» **YOUR OBJECTIVE**:
Below are some entries. Copy each line that holds the string "text".

-------- GIVEN INFORMATION --------

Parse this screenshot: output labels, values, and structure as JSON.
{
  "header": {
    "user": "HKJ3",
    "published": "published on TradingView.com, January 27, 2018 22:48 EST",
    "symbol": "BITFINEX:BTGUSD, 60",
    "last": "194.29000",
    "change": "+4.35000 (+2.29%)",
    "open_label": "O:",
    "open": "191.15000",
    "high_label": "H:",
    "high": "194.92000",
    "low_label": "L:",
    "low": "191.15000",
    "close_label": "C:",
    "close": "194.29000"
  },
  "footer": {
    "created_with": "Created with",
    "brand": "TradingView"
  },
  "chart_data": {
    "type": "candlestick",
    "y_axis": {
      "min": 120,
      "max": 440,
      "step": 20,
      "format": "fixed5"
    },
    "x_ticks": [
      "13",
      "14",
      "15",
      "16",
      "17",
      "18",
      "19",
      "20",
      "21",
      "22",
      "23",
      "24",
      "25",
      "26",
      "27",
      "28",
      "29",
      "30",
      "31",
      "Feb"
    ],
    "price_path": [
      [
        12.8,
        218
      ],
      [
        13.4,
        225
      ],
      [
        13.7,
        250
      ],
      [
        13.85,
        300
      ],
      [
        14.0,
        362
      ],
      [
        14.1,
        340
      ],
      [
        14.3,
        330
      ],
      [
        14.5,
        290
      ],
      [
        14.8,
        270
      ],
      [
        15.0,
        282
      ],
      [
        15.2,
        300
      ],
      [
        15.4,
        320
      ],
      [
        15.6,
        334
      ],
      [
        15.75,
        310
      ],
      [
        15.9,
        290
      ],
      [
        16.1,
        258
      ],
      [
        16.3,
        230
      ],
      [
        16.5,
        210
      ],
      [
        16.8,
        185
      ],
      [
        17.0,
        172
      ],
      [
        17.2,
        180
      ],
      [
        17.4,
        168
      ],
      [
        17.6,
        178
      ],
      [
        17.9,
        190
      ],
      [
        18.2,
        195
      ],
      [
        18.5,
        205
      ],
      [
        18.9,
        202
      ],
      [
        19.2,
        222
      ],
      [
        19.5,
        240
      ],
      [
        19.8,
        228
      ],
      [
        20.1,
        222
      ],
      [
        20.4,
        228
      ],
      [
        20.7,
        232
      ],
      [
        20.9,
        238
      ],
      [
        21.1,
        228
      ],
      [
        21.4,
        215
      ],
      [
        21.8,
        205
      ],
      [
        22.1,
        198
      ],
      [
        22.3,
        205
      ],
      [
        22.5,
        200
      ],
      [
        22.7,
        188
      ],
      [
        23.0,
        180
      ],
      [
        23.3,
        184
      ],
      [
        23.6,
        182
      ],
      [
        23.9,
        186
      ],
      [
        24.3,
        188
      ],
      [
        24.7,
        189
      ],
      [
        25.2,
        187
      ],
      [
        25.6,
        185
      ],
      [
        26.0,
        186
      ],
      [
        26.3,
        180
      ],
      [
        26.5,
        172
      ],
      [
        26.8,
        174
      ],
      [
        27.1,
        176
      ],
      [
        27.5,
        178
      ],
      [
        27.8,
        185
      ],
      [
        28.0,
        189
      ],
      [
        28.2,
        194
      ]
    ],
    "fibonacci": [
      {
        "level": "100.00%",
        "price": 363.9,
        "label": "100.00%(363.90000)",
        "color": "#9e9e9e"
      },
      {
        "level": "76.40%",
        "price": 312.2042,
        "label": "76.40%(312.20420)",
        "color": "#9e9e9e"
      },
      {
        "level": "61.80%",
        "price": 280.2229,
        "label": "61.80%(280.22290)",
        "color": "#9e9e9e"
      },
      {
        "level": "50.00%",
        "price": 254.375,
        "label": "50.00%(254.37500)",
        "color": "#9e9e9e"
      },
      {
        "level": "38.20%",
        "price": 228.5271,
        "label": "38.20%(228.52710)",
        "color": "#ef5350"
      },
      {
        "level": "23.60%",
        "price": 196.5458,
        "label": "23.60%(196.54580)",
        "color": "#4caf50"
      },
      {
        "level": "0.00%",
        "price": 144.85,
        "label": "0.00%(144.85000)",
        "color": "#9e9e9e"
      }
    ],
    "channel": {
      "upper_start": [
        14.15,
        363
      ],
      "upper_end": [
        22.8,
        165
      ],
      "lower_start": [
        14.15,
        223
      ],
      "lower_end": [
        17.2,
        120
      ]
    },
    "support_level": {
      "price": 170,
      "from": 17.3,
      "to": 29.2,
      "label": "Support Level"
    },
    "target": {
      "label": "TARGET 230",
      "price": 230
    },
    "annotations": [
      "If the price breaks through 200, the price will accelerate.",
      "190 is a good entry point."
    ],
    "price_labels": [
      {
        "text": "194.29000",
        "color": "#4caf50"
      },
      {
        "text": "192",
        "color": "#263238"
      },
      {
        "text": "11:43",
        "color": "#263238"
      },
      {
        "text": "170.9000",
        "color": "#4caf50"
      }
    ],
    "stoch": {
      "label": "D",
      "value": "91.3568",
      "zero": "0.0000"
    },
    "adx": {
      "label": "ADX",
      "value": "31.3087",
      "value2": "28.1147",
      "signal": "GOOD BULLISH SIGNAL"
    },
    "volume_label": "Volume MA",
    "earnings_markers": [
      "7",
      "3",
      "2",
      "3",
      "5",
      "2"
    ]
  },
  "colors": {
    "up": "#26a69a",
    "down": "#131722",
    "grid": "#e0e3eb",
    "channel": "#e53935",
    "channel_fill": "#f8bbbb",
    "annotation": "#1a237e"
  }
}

--------

» **EXERCISE OUTPUT**:
        "text": "194.29000",
        "text": "192",
        "text": "11:43",
        "text": "170.9000",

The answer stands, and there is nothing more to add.